### [THE PROBLEM]
Return the listing below verbatim. Pictures do not belong in the copy.

(Dataset excerpts)
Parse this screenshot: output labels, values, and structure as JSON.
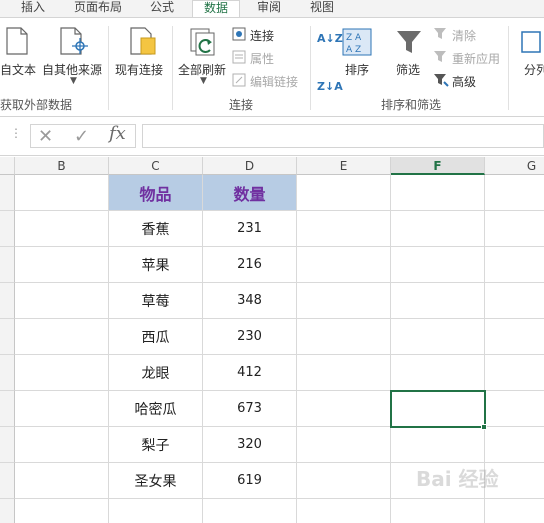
{
  "tabs": [
    {
      "label": "插入",
      "active": false
    },
    {
      "label": "页面布局",
      "active": false
    },
    {
      "label": "公式",
      "active": false
    },
    {
      "label": "数据",
      "active": true
    },
    {
      "label": "审阅",
      "active": false
    },
    {
      "label": "视图",
      "active": false
    }
  ],
  "ribbon": {
    "get_data": {
      "group_label": "获取外部数据",
      "from_text": "自文本",
      "from_other": "自其他来源",
      "existing_conn": "现有连接"
    },
    "connections": {
      "group_label": "连接",
      "refresh_all": "全部刷新",
      "connections": "连接",
      "properties": "属性",
      "edit_links": "编辑链接"
    },
    "sort_filter": {
      "group_label": "排序和筛选",
      "sort": "排序",
      "filter": "筛选",
      "clear": "清除",
      "reapply": "重新应用",
      "advanced": "高级"
    },
    "partial_next": "分列"
  },
  "formula_bar": {
    "fx": "fx",
    "value": ""
  },
  "columns": [
    "B",
    "C",
    "D",
    "E",
    "F",
    "G"
  ],
  "selected_column": "F",
  "table": {
    "header": [
      "物品",
      "数量"
    ],
    "rows": [
      [
        "香蕉",
        "231"
      ],
      [
        "苹果",
        "216"
      ],
      [
        "草莓",
        "348"
      ],
      [
        "西瓜",
        "230"
      ],
      [
        "龙眼",
        "412"
      ],
      [
        "哈密瓜",
        "673"
      ],
      [
        "梨子",
        "320"
      ],
      [
        "圣女果",
        "619"
      ]
    ]
  },
  "active_cell": "F7",
  "watermark": "Bai 经验",
  "colors": {
    "accent": "#217346",
    "header_fill": "#b7cce4",
    "header_text": "#7030a0"
  }
}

### [SOLUTION FOR THIS TASK]
Parse this screenshot: output labels, values, and structure as JSON.
{
  "tabs": [
    {
      "label": "插入",
      "active": false
    },
    {
      "label": "页面布局",
      "active": false
    },
    {
      "label": "公式",
      "active": false
    },
    {
      "label": "数据",
      "active": true
    },
    {
      "label": "审阅",
      "active": false
    },
    {
      "label": "视图",
      "active": false
    }
  ],
  "ribbon": {
    "get_data": {
      "group_label": "获取外部数据",
      "from_text": "自文本",
      "from_other": "自其他来源",
      "existing_conn": "现有连接"
    },
    "connections": {
      "group_label": "连接",
      "refresh_all": "全部刷新",
      "connections": "连接",
      "properties": "属性",
      "edit_links": "编辑链接"
    },
    "sort_filter": {
      "group_label": "排序和筛选",
      "sort": "排序",
      "filter": "筛选",
      "clear": "清除",
      "reapply": "重新应用",
      "advanced": "高级"
    },
    "partial_next": "分列"
  },
  "formula_bar": {
    "fx": "fx",
    "value": ""
  },
  "columns": [
    "B",
    "C",
    "D",
    "E",
    "F",
    "G"
  ],
  "selected_column": "F",
  "table": {
    "header": [
      "物品",
      "数量"
    ],
    "rows": [
      [
        "香蕉",
        "231"
      ],
      [
        "苹果",
        "216"
      ],
      [
        "草莓",
        "348"
      ],
      [
        "西瓜",
        "230"
      ],
      [
        "龙眼",
        "412"
      ],
      [
        "哈密瓜",
        "673"
      ],
      [
        "梨子",
        "320"
      ],
      [
        "圣女果",
        "619"
      ]
    ]
  },
  "active_cell": "F7",
  "watermark": "Bai 经验",
  "colors": {
    "accent": "#217346",
    "header_fill": "#b7cce4",
    "header_text": "#7030a0"
  }
}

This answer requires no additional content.